#### What you will do
Carry on the forum post about sorting an array with three items kept at the top, starting right after its last sentence.

-3

I have an array with following items:

[
  { collectionID: 1, collectionName: 'All Day' },
  { collectionID: 2, collectionName: 'Evening' },
  { collectionID: 3, collectionName: 'Morning' },
  { collectionID: 4, collectionName: 'Memory' },
  { collectionID: 5, collectionName: 'Brain' },
  { collectionID: 6, collectionName: 'Heart' },
  { collectionID: 7, collectionName: 'Album' },
];

I need the array output in sorted ascending order but starting three items must be at top: Output needed

[
  { collectionID: 1, collectionName: 'All Day' },
  { collectionID: 3, collectionName: 'Morning' },
  { collectionID: 2, collectionName: 'Evening' },
  { collectionID: 7, collectionName: 'Album' },
  { collectionID: 5, collectionName: 'Brain' },
  { collectionID: 6, collectionName: 'Heart' },
  { collectionID: 4, collectionName: 'Memory' },
];

I have tried this sorting of array. Getting data in sorted format but require starting three items must be on top in given format described in example.

#### Dataset section
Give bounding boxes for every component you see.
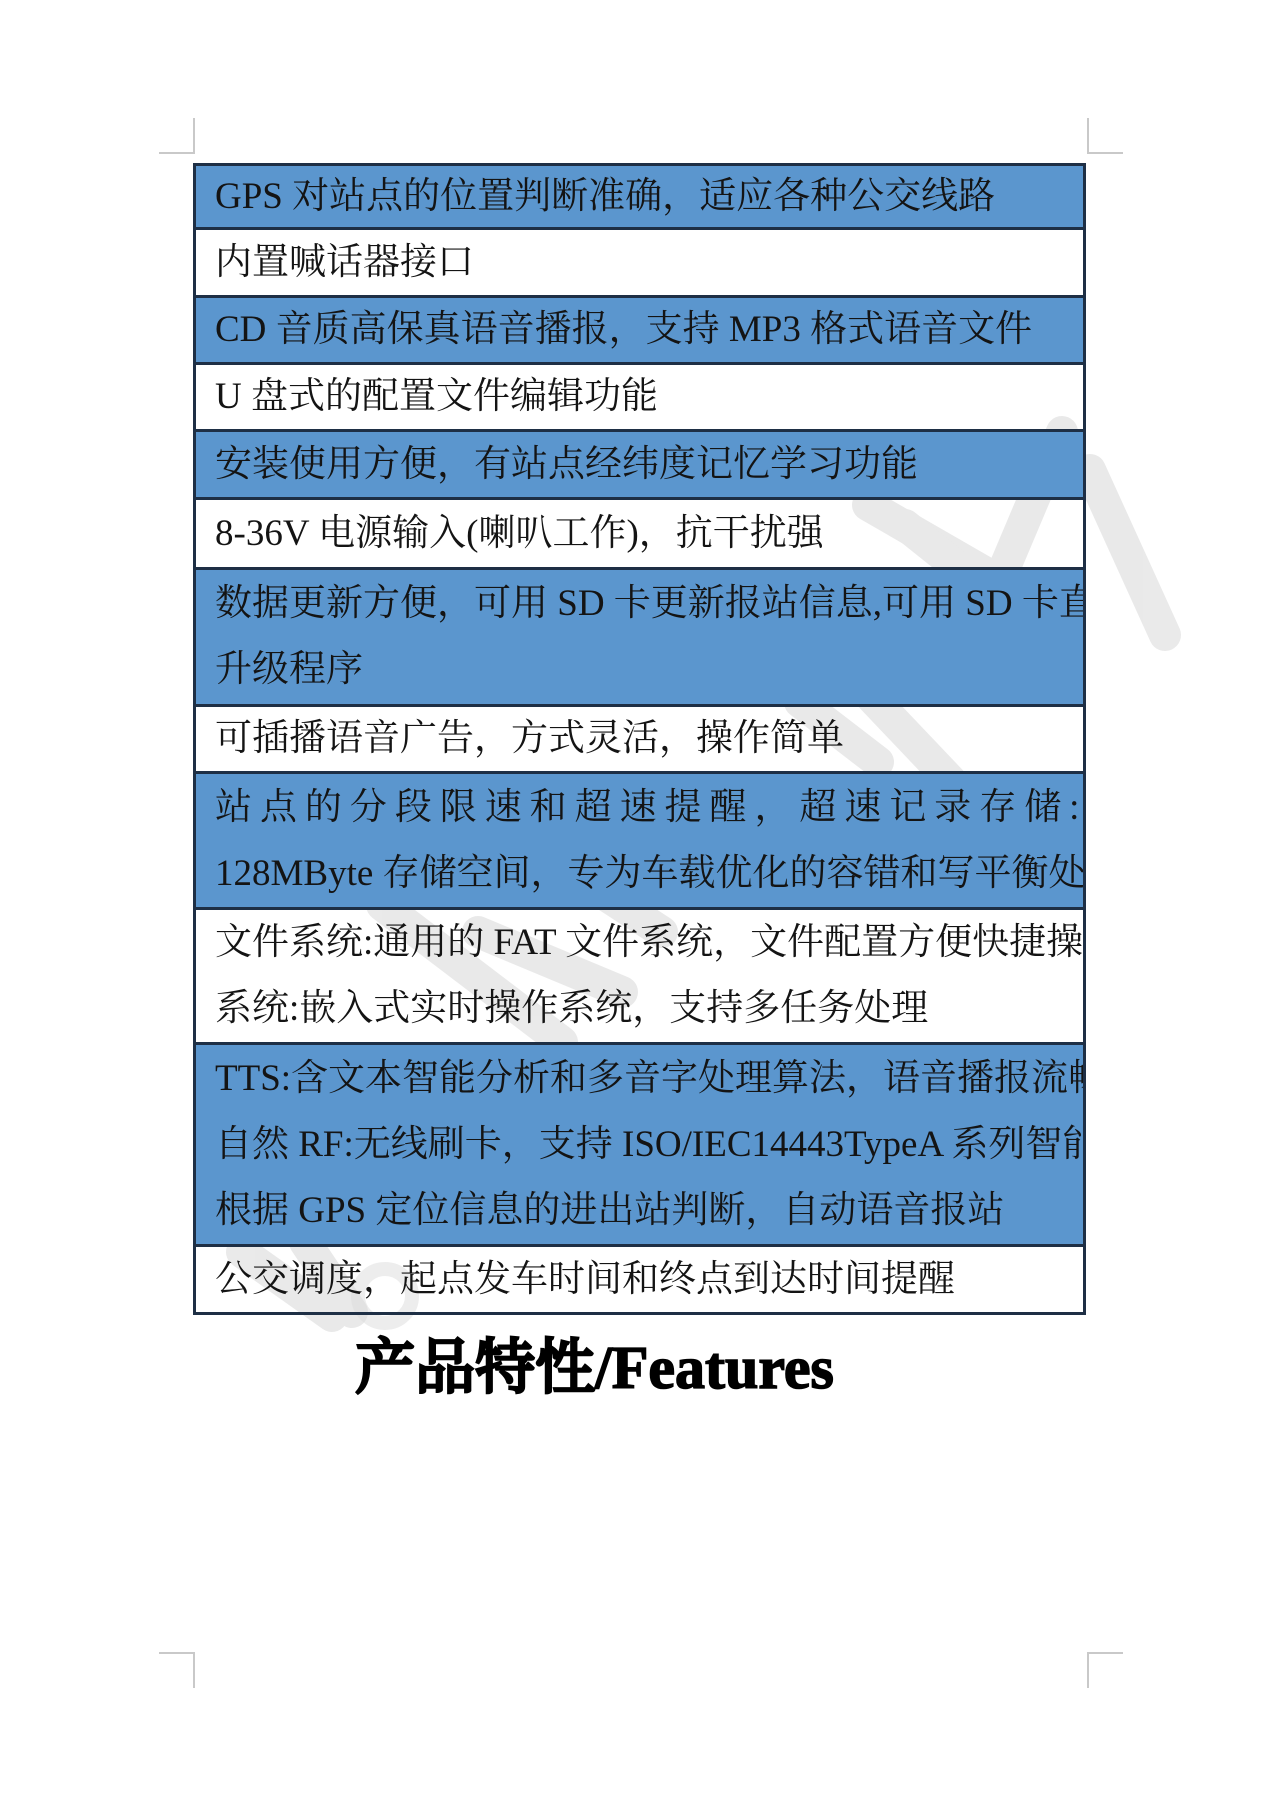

#### Answer to the exercise
sortArray.sort((a, b) => {
  if (a.collectionName < b.collectionName)
    return -1;
  if (a.collectionName > b.collectionName)
    return 1;
  return 0;
});

But getting output

[
  { collectionID: 7, collectionName: 'Album' },
  { collectionID: 1, collectionName: 'All Day' },
  { collectionID: 5, collectionName: 'Brain' },
  { collectionID: 2, collectionName: 'Evening' },
  { collectionID: 6, collectionName: 'Heart' },
  { collectionID: 4, collectionName: 'Memory' },
  { collectionID: 3, collectionName: 'Morning' }
]

So i require the output as mentioned. collectionName All Day, Morning, Evening must be in given order and on top always followed by remaining array items in sorted format.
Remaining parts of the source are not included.